= Task instructions =
Reproduce the records from the first line through the line containing "legend-label: Poistot — [634, 567, 698, 589]", substituting "y-axis-label" for every "y-tick-label" and leaving everything else unchanged.

☆ ☆ ☆ ☆ ☆ ☆ ☆

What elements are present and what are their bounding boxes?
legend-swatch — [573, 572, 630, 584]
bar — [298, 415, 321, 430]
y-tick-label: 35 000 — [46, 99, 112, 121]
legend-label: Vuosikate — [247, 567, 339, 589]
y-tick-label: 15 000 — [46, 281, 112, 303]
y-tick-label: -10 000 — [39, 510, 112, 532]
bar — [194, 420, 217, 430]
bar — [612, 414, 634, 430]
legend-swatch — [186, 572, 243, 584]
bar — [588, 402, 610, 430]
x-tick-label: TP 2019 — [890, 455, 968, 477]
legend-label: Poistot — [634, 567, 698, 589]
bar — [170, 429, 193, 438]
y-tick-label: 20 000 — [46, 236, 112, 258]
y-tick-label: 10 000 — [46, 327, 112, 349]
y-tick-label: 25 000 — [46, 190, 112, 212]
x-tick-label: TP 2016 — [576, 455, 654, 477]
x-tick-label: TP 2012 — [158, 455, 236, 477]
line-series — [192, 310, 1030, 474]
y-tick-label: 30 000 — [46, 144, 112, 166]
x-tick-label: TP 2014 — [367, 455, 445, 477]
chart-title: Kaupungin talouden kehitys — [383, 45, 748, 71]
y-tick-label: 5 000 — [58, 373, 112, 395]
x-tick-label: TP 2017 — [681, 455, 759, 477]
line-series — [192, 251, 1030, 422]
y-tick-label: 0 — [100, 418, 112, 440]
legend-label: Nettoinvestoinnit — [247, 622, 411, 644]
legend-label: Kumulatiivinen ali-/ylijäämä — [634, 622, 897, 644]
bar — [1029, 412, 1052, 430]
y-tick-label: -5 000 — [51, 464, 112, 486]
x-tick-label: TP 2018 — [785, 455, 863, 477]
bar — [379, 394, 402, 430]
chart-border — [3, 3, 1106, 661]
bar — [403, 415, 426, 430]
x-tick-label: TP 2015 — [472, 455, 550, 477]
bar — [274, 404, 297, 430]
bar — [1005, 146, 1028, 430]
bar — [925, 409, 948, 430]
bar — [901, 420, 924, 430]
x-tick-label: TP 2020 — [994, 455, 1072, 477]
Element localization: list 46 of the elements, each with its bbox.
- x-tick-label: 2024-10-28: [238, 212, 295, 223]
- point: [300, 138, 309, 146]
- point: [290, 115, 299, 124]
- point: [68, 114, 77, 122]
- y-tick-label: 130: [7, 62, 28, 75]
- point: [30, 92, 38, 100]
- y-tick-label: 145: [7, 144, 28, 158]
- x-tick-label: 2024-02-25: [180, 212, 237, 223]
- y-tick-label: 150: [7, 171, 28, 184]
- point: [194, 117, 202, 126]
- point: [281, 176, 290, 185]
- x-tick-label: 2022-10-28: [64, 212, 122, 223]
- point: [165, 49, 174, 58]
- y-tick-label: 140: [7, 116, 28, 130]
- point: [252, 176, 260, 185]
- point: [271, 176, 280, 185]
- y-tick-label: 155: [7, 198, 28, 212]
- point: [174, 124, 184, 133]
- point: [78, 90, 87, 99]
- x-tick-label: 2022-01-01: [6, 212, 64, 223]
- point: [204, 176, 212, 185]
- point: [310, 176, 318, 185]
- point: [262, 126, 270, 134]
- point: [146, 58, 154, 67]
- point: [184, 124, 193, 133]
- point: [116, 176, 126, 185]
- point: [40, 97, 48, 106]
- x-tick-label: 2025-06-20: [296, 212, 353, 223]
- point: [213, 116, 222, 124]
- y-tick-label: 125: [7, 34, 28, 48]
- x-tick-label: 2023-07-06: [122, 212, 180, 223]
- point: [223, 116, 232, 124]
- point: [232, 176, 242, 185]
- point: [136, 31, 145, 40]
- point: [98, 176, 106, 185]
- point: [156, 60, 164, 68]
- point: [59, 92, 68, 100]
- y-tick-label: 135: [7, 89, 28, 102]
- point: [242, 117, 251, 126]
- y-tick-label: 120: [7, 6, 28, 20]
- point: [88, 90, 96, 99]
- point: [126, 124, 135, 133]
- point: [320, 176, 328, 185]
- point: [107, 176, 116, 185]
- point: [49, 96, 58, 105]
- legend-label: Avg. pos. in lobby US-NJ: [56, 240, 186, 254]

☆ ☆ ☆ ☆ ☆ ☆ ☆

= Solution for this problem =
What elements are present and what are their bounding boxes?
legend-swatch — [573, 572, 630, 584]
bar — [298, 415, 321, 430]
y-axis-label: 35 000 — [46, 99, 112, 121]
legend-label: Vuosikate — [247, 567, 339, 589]
y-axis-label: 15 000 — [46, 281, 112, 303]
y-axis-label: -10 000 — [39, 510, 112, 532]
bar — [194, 420, 217, 430]
bar — [612, 414, 634, 430]
legend-swatch — [186, 572, 243, 584]
bar — [588, 402, 610, 430]
x-tick-label: TP 2019 — [890, 455, 968, 477]
legend-label: Poistot — [634, 567, 698, 589]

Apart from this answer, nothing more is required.